## WRITTEN PROBLEM
Using the data below, copy every line that contains the word "методов".

[Excerpt from a dataset]
━━━━━━━━

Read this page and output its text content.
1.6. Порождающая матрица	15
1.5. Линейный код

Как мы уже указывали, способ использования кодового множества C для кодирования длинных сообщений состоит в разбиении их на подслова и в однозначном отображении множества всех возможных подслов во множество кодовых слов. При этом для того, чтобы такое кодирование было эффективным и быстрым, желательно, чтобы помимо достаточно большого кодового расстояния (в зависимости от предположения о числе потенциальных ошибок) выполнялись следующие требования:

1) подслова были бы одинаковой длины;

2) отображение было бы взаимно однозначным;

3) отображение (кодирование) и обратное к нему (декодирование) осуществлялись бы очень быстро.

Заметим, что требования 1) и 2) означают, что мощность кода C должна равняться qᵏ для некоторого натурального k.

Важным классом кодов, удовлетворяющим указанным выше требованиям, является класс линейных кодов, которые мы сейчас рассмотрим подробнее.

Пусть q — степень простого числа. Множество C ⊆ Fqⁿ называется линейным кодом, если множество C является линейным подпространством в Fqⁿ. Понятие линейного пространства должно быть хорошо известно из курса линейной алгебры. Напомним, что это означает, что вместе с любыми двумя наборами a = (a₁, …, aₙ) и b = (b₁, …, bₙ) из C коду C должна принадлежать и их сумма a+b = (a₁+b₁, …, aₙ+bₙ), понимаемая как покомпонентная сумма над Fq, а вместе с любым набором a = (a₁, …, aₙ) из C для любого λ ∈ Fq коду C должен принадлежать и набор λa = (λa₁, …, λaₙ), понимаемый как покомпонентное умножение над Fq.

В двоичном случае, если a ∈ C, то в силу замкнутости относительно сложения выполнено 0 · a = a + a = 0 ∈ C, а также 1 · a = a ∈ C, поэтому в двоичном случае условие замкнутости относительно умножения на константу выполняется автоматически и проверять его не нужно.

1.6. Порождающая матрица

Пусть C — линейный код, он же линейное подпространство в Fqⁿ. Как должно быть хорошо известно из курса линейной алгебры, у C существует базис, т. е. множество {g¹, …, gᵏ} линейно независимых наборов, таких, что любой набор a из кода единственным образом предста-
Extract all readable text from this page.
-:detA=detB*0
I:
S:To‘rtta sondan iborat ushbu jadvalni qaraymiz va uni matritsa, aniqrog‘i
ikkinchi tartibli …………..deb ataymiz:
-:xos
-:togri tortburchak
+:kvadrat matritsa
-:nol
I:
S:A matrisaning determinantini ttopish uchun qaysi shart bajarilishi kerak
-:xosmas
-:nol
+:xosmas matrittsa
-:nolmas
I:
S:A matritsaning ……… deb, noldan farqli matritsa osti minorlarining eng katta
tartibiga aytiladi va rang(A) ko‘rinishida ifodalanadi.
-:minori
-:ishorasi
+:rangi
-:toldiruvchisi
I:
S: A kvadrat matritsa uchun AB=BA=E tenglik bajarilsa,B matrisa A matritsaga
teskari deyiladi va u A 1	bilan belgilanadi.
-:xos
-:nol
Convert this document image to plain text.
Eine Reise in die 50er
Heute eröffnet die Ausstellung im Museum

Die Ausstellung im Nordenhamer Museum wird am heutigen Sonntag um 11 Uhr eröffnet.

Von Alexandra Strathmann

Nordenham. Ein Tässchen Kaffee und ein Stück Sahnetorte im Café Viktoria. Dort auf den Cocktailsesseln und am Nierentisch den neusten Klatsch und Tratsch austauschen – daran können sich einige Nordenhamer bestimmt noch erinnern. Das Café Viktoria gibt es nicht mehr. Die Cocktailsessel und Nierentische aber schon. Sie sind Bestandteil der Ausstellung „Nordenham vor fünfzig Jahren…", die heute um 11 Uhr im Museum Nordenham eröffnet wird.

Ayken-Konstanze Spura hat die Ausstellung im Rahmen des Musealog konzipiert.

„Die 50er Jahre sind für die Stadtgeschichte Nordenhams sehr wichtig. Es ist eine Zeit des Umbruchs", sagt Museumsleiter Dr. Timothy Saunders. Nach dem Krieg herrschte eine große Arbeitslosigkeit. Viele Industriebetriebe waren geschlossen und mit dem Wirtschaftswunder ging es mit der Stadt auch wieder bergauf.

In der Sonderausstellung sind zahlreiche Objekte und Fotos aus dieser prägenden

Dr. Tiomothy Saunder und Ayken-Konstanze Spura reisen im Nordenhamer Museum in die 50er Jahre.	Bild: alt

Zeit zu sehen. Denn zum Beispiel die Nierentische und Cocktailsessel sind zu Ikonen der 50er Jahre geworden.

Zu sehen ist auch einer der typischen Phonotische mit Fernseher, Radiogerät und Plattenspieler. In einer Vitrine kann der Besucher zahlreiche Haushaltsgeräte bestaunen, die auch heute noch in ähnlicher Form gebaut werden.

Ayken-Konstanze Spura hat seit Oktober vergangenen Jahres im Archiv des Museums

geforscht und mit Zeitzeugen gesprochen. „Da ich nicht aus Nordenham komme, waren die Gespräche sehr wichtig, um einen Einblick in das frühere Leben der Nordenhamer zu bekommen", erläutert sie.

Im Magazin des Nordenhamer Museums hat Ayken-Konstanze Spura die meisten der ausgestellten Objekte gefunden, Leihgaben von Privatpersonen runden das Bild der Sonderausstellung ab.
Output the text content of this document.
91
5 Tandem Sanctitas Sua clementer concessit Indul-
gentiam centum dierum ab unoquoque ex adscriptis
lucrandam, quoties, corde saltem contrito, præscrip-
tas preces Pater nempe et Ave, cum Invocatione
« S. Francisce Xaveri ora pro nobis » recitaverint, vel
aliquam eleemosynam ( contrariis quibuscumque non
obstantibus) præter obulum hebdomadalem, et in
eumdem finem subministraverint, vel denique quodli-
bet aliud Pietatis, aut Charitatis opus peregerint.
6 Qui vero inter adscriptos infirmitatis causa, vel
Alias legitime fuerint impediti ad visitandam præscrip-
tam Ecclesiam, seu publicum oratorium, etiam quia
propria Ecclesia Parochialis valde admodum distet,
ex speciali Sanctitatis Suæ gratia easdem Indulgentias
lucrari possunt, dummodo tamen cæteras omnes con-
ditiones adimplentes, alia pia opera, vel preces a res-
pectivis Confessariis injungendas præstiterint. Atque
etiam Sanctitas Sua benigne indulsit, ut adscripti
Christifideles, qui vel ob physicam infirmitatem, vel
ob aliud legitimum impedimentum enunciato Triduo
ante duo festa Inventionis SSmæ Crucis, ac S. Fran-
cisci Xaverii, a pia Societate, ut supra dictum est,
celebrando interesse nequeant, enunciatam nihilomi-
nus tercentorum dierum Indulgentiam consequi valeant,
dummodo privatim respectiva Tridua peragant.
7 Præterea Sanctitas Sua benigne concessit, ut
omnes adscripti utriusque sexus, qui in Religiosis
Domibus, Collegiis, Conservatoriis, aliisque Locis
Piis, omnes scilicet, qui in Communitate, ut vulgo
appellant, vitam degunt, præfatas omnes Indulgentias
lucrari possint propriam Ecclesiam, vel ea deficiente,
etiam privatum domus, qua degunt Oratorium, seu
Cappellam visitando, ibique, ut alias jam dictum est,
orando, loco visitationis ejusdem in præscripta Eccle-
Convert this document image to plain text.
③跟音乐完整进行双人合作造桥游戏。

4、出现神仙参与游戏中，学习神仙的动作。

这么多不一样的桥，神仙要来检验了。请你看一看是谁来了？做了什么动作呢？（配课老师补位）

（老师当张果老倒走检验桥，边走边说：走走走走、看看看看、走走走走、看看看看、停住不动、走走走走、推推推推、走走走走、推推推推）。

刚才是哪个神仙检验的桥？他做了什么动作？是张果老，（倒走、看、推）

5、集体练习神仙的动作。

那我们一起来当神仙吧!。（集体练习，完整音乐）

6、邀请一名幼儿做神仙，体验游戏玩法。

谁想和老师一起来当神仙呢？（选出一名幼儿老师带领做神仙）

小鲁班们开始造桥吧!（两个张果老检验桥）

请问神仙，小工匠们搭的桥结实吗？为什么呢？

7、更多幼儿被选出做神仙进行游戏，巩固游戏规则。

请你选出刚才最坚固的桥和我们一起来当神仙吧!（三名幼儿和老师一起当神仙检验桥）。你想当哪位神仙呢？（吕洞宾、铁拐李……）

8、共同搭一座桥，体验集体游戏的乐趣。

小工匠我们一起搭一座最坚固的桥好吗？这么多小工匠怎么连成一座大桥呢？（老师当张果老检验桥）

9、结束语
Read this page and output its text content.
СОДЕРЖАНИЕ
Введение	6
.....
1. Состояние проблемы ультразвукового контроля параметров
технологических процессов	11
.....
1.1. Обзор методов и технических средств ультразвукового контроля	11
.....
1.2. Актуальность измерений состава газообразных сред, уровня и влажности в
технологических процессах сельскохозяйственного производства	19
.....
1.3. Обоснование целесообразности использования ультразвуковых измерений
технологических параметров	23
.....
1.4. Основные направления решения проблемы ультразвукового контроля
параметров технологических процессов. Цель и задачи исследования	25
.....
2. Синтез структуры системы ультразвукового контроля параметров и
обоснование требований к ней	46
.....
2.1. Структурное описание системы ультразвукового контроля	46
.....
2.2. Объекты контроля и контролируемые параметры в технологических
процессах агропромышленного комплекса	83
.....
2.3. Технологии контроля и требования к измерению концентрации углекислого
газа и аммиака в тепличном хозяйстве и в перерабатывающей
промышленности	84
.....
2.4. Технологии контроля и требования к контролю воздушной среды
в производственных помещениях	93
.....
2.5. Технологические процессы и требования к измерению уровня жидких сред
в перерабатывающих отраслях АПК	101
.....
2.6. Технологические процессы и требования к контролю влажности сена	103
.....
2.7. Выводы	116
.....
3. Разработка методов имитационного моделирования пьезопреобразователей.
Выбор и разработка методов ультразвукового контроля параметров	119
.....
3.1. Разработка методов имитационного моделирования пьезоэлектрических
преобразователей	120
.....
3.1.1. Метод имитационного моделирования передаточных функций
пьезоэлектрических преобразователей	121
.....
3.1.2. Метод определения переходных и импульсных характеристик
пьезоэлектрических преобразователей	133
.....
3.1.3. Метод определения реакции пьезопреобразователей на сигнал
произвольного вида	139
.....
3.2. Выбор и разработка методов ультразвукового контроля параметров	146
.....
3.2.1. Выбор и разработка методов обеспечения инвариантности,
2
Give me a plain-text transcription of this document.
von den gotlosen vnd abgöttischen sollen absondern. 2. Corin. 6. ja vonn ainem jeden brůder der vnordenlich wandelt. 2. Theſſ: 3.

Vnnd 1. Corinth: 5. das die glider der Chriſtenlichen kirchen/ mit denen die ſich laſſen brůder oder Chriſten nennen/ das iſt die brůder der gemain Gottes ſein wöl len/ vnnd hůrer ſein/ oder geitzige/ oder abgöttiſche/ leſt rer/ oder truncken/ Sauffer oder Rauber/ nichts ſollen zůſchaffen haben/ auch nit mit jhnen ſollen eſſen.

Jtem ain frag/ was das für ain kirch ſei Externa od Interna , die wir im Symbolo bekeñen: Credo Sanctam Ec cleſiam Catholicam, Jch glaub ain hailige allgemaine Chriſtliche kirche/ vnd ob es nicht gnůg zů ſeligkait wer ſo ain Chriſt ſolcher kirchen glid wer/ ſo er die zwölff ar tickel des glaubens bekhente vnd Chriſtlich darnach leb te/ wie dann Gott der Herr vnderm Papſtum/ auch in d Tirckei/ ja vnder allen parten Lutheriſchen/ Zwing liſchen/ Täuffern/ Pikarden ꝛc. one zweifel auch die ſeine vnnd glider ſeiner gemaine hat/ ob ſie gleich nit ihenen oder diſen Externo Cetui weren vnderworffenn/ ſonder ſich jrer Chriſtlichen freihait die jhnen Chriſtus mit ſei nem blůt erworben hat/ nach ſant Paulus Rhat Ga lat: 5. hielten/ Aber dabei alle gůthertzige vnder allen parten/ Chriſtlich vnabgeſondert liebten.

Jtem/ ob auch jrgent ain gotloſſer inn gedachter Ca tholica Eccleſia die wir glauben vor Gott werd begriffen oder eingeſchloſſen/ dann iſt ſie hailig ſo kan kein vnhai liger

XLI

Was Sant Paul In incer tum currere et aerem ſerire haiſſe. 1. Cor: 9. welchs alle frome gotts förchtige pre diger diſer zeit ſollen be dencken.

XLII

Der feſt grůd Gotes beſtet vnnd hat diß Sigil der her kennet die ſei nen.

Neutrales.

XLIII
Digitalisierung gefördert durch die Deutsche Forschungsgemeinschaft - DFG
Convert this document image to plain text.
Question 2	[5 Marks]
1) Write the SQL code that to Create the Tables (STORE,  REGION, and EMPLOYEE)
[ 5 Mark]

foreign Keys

━━━━━━━━

## FULL RESPONSE
1.1. Обзор методов и технических средств ультразвукового контроля	11
3. Разработка методов имитационного моделирования пьезопреобразователей.
Выбор и разработка методов ультразвукового контроля параметров	119
3.1. Разработка методов имитационного моделирования пьезоэлектрических
3.2. Выбор и разработка методов ультразвукового контроля параметров	146
3.2.1. Выбор и разработка методов обеспечения инвариантности,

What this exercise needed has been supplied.